Find every line in the entries below that contains the word "Prices" and copy each of those lines. Matching is case-sensitive.

[Layout region entries]
========
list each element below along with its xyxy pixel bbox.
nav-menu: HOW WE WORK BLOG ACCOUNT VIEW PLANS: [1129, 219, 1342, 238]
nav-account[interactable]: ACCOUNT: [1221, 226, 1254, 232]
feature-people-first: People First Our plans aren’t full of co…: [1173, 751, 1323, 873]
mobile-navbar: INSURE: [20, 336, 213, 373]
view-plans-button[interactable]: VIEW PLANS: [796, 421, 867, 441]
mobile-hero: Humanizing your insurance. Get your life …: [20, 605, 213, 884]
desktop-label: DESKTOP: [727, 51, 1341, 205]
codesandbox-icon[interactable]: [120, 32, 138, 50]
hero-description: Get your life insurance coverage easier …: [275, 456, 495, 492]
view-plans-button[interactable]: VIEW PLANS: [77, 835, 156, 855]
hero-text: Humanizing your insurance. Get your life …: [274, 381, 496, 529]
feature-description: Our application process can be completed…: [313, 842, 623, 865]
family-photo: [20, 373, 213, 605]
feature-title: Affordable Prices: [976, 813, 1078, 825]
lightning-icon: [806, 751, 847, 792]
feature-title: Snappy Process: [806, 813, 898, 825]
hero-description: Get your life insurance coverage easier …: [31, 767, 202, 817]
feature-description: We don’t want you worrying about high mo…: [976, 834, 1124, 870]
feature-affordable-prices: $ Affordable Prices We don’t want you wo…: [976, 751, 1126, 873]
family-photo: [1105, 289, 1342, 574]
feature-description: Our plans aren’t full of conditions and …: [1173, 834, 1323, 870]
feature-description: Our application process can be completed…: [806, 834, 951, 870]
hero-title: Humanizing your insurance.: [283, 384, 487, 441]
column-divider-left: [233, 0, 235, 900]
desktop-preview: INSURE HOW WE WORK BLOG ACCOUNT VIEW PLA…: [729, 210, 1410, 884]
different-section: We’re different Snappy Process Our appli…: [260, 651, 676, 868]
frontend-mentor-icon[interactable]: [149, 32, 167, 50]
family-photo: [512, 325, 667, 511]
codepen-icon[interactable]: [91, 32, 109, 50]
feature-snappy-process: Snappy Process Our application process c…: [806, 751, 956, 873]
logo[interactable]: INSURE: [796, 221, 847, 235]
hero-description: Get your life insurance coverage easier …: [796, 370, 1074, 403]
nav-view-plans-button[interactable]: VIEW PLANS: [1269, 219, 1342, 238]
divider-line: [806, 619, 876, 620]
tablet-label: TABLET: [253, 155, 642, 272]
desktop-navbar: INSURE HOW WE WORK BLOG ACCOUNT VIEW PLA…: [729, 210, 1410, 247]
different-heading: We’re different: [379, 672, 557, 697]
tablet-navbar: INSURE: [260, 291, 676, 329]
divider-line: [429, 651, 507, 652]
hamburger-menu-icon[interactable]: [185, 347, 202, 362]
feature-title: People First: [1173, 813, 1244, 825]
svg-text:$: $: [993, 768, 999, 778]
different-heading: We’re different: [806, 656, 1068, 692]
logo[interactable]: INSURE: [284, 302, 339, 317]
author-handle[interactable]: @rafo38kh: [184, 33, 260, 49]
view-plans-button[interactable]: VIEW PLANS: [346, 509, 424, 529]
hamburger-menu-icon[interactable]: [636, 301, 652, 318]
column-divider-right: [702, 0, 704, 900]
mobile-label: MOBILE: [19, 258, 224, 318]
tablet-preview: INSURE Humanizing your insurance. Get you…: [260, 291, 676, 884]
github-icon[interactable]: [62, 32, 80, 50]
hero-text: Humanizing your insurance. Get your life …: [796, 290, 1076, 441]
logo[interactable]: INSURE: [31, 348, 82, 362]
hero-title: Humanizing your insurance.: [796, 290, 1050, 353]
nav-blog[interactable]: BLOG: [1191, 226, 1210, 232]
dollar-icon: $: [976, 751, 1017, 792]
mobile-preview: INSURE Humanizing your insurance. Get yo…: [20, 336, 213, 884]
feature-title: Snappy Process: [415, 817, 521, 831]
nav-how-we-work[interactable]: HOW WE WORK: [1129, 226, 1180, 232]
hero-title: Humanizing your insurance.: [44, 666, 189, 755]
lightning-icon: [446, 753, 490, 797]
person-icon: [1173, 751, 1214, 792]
========
Task output:
feature-title: Affordable Prices: [976, 813, 1078, 825]
feature-affordable-prices: $ Affordable Prices We don’t want you wo…: [976, 751, 1126, 873]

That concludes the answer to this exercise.